### DATA PROVIDED
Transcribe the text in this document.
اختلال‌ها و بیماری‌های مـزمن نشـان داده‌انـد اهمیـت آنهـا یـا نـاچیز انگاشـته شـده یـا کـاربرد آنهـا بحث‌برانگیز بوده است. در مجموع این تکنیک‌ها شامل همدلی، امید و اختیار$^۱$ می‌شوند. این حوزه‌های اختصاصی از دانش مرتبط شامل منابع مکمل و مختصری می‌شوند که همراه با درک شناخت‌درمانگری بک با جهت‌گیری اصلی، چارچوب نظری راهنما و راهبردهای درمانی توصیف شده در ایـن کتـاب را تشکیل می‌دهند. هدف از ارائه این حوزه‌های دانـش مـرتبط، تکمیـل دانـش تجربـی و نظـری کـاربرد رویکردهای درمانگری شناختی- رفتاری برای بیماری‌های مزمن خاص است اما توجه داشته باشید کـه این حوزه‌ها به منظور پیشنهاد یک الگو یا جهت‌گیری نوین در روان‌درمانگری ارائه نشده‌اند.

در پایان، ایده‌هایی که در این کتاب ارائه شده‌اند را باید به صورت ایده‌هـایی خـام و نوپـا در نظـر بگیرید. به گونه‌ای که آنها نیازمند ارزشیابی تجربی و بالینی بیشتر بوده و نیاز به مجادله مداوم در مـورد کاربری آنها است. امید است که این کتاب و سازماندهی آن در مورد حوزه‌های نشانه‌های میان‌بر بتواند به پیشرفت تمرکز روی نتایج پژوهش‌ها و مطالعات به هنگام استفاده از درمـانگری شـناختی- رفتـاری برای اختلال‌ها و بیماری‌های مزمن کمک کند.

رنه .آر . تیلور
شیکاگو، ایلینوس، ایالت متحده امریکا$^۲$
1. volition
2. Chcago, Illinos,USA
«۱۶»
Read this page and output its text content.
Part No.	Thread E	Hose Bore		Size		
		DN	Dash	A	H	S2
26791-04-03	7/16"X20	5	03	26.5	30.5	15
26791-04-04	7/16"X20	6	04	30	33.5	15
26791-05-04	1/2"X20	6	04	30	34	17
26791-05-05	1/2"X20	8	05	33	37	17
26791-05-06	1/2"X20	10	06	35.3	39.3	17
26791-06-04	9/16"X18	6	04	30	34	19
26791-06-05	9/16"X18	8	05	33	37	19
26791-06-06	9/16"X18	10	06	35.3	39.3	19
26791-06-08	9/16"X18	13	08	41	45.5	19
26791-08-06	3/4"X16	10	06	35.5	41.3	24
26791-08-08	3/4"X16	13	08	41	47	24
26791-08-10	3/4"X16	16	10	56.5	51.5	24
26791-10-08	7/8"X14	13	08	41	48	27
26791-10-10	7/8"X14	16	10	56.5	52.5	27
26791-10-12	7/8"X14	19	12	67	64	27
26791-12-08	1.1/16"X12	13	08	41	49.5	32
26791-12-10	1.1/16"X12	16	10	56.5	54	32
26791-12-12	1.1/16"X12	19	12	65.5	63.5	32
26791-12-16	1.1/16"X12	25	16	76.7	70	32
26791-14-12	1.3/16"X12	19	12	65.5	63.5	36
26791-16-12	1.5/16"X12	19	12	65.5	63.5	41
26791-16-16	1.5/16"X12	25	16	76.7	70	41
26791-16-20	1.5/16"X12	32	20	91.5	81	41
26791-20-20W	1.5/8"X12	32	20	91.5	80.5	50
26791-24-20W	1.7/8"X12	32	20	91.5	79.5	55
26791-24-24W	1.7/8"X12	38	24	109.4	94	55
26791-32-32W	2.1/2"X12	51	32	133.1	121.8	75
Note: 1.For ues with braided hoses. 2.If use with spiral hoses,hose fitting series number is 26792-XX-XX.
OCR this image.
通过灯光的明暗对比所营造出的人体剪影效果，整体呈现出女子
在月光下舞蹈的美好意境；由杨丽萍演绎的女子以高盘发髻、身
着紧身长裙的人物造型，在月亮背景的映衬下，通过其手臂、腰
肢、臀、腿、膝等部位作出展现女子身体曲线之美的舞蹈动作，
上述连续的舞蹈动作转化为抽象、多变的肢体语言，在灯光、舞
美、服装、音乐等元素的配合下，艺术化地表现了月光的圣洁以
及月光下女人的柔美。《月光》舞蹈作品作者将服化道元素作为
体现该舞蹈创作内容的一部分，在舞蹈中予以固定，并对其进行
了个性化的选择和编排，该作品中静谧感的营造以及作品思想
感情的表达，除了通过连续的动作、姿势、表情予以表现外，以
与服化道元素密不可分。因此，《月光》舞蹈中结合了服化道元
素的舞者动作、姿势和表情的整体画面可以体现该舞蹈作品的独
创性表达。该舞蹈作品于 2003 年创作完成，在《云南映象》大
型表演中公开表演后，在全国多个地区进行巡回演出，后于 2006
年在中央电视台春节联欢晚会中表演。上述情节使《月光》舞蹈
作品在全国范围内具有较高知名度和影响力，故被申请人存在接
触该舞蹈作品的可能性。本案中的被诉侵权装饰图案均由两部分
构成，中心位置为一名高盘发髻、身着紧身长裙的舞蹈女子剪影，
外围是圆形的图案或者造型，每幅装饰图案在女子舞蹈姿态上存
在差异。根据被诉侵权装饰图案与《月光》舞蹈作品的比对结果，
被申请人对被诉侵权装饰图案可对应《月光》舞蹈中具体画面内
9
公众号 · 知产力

### EXERCISE DESCRIPTION
Which lines contain "text"? Show each of them.

### RESULT OF THIS TASK
Transcribe the text in this document.
Read this page and output its text content.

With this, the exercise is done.